» **FRAGMENTO PROPORCIONADO**:
El Tratado de Maastrich (1992) significó la consolidación de ese proceso histórico, y confundió a las opiniones públicas europeas, hasta entonces entusiastas del proceso de integración. El apoyo a la UE cayó por primera vez en más de diez puntos respecto al período anterior y, hasta ahora, no sólo no se han recuperado los niveles de aceptación previos a Maastricht, sino que se han deteriorado significativamente.

Según el eurobarómetro antes citado (79/2013), sólo el 31% de los europeos confían en la Unión Europea (en 2007, confiaban el 57%); los que tienen una imagen positiva de la UE son el 30% frente a un 29% que la tienen negativa; y el 67% de los encuestados considera que su opinión no cuenta en la UE.

Esa asimetría fundacional determina el funcionamiento mismo de las instituciones y sus capacidades, más allá de la voluntad coyuntural de algún actor político o institucional en particular. Además, las instituciones europeas y los estados miembros han sido protagonistas de ese diseño y defensores de sus consecuencias. Por alguna razón, se instaló el convencimiento generalizado de que la construcción del mercado único traería aparejada la instauración de un orden político democrático equiparable y equivalente a los modelos democráticos afirmados en el proceso histórico de construcción del estado nación, como si la politización fuera un proceso natural.

» **REGISTROS DE DATOS**:
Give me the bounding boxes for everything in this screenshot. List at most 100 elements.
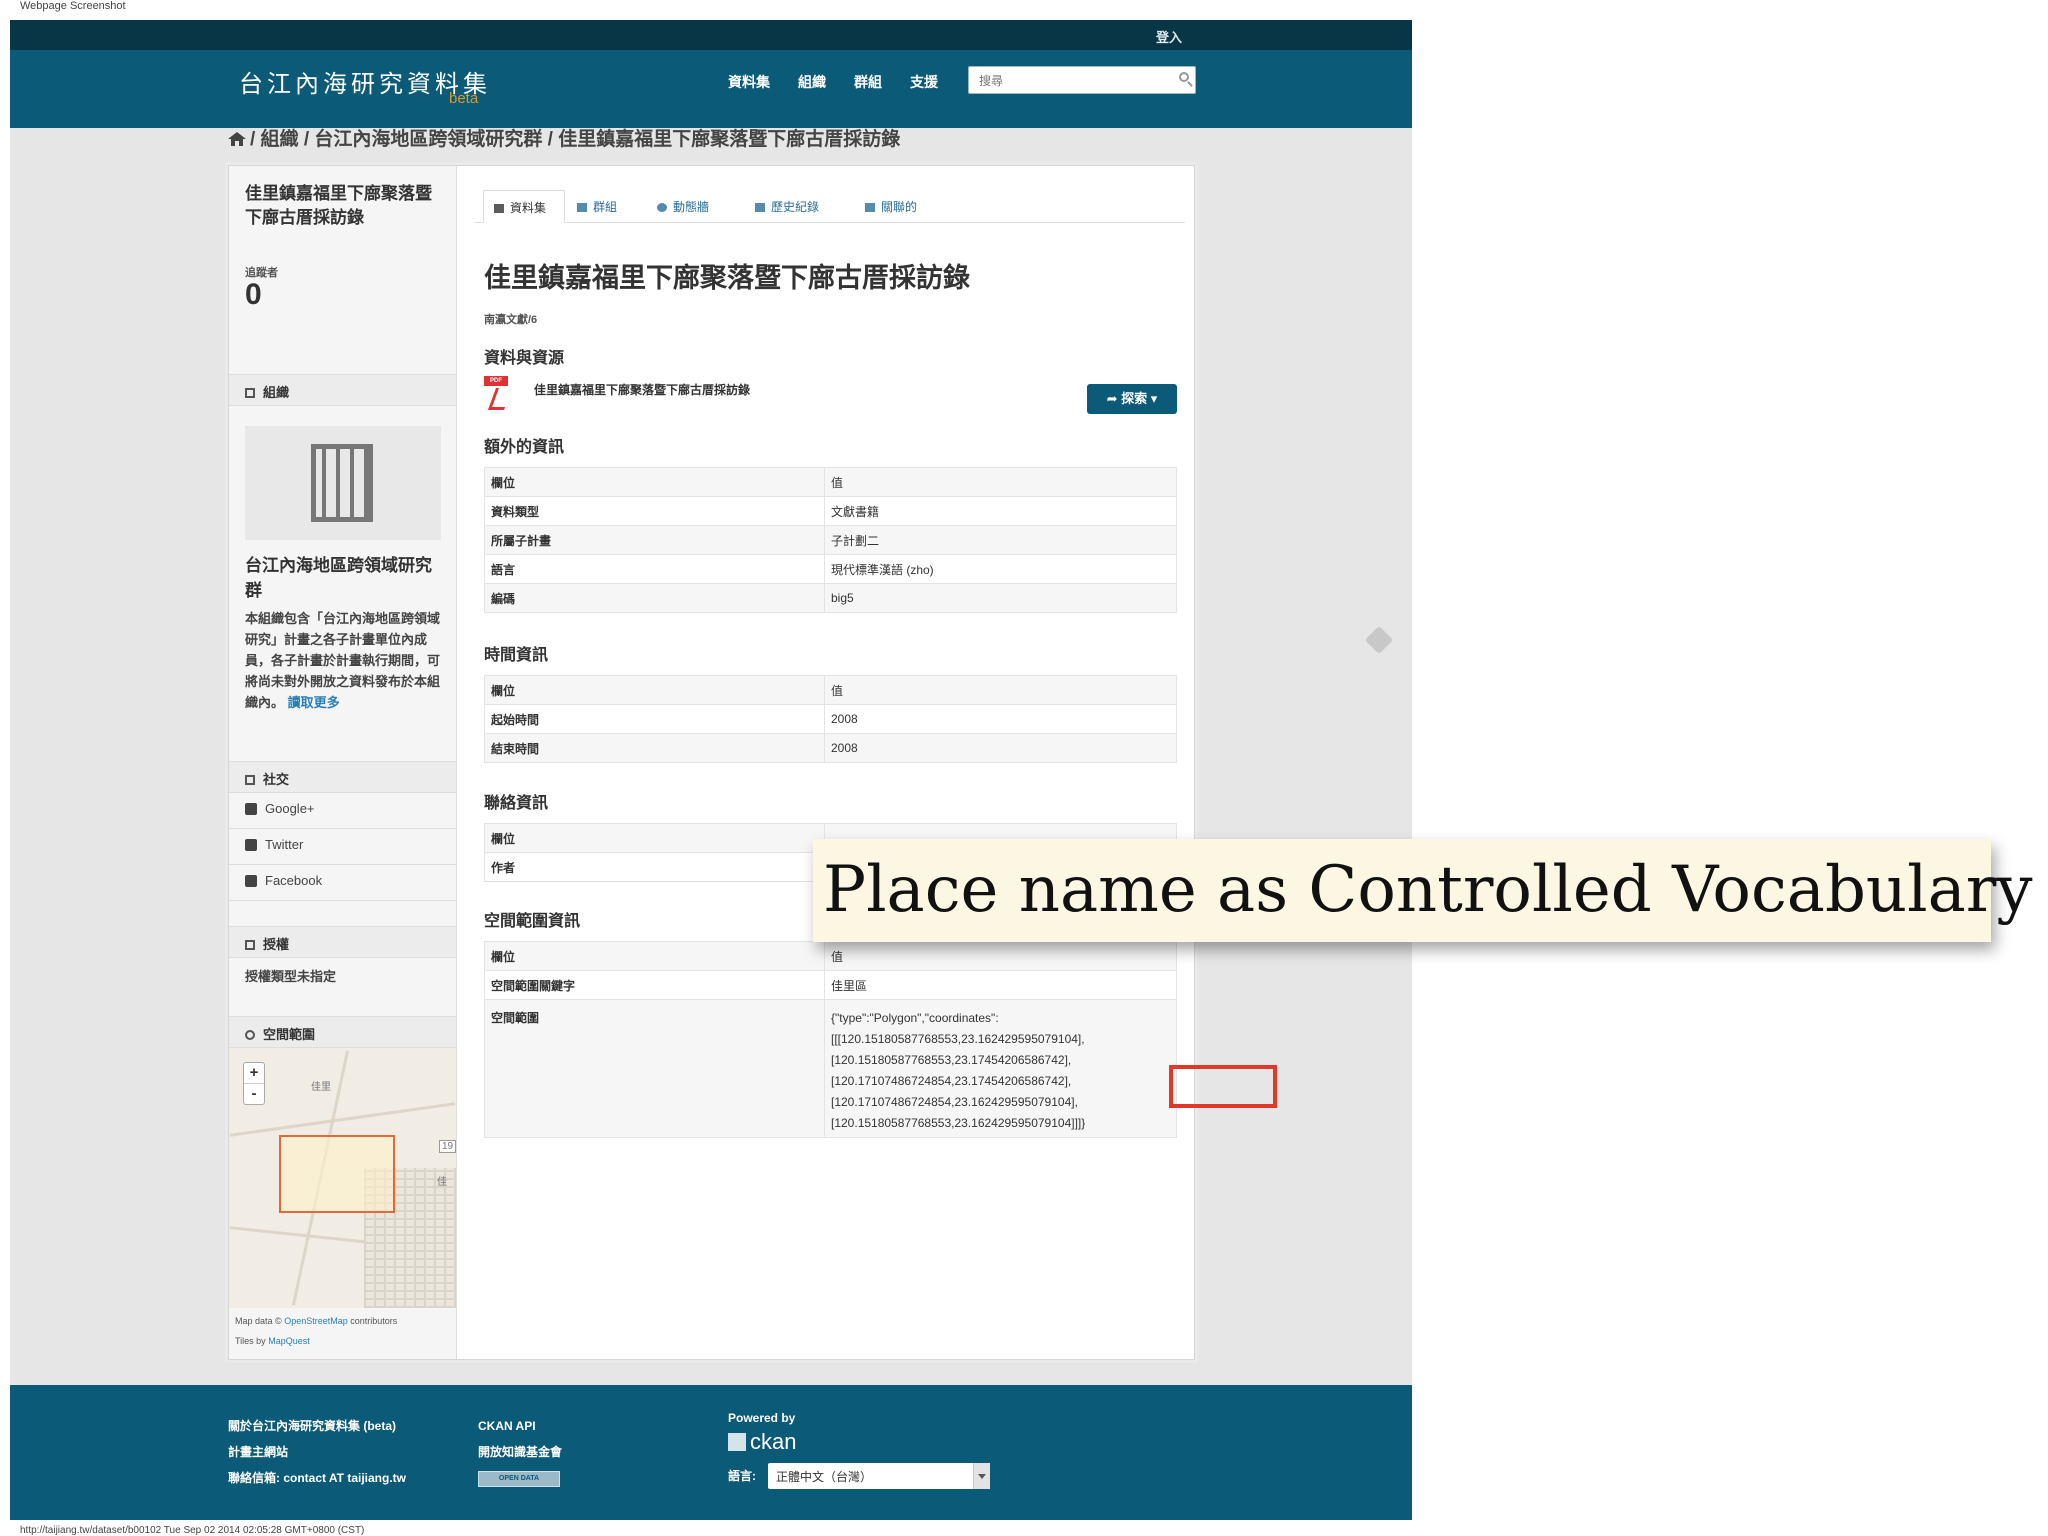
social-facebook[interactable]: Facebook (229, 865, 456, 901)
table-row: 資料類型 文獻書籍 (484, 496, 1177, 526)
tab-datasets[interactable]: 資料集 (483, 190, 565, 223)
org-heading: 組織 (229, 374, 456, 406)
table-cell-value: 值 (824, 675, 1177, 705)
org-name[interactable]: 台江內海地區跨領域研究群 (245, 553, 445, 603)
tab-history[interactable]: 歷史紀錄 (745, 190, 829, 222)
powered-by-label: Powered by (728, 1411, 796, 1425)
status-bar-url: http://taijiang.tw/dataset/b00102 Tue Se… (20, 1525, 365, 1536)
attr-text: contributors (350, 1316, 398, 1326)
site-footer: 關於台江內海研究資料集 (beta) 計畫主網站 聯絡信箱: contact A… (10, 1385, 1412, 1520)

» **EJERCICIOS**:
(A) Indique si cada afirmación concuerda con el fragmento, respondiendo sí o no y citando literalmente las palabras que lo deciden: (i) en 2007 confiaba en la Unión Europea el 57% de los europeos; (ii) después de Maastricht se recuperaron los niveles de aceptación anteriores; (iii) quienes tienen una imagen negativa de la UE superan a quienes la tienen positiva.
(B) Según el fragmento, ¿cuánto cayó por primera vez el apoyo a la UE respecto al período anterior?
Los registros son material aparte y no guardan relación con el fragmento.

» **LISTA DE RESPUESTAS**:
(A)
(i) Sí: "(en 2007, confiaban el 57%)".
(ii) No: "no sólo no se han recuperado los niveles de aceptación previos a Maastricht".
(iii) No: "los que tienen una imagen positiva de la UE son el 30% frente a un 29% que la tienen negativa".

(B) Cayó en más de diez puntos.